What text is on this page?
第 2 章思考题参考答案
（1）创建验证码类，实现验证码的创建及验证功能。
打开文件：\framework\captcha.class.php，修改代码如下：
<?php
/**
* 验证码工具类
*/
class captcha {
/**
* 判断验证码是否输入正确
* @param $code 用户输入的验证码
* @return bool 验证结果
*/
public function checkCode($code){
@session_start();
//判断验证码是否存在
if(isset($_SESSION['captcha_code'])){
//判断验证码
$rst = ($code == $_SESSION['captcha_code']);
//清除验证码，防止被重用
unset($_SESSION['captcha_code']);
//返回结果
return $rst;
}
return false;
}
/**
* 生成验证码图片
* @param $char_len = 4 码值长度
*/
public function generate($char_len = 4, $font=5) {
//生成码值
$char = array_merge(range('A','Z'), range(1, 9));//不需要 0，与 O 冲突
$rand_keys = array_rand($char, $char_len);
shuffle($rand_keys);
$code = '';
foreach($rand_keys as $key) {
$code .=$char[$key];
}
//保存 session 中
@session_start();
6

- WRITTEN REQUEST -
Report every line containing the word "return" from the listing above.

- WRITTEN ANSWER -
* @return bool 验证结果
return $rst;
return false;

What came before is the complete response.